> [Task description]: Repeat the material below exactly, line for line.

[Stored records]
· · · · · · ·
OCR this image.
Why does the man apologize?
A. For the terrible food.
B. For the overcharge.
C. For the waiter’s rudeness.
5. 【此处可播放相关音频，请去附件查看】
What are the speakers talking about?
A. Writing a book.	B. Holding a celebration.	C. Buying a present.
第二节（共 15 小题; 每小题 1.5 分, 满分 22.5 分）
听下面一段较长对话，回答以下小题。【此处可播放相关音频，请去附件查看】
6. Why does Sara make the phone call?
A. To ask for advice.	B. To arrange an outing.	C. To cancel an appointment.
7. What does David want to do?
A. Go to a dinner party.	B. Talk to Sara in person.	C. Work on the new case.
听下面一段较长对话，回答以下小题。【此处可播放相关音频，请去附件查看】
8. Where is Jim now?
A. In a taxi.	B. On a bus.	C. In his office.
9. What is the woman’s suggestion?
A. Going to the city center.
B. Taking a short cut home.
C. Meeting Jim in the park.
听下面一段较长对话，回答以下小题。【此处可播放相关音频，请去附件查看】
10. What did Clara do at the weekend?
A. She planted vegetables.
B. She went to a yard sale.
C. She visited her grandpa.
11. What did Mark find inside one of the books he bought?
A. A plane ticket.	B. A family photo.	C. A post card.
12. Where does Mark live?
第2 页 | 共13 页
· · · · · · ·
> [Finished answer]:
OCR this image.
Why does the man apologize?
A. For the terrible food.
B. For the overcharge.
C. For the waiter’s rudeness.
5. 【此处可播放相关音频，请去附件查看】
What are the speakers talking about?
A. Writing a book.	B. Holding a celebration.	C. Buying a present.
第二节（共 15 小题; 每小题 1.5 分, 满分 22.5 分）
听下面一段较长对话，回答以下小题。【此处可播放相关音频，请去附件查看】
6. Why does Sara make the phone call?
A. To ask for advice.	B. To arrange an outing.	C. To cancel an appointment.
7. What does David want to do?
A. Go to a dinner party.	B. Talk to Sara in person.	C. Work on the new case.
听下面一段较长对话，回答以下小题。【此处可播放相关音频，请去附件查看】
8. Where is Jim now?
A. In a taxi.	B. On a bus.	C. In his office.
9. What is the woman’s suggestion?
A. Going to the city center.
B. Taking a short cut home.
C. Meeting Jim in the park.
听下面一段较长对话，回答以下小题。【此处可播放相关音频，请去附件查看】
10. What did Clara do at the weekend?
A. She planted vegetables.
B. She went to a yard sale.
C. She visited her grandpa.
11. What did Mark find inside one of the books he bought?
A. A plane ticket.	B. A family photo.	C. A post card.
12. Where does Mark live?
第2 页 | 共13 页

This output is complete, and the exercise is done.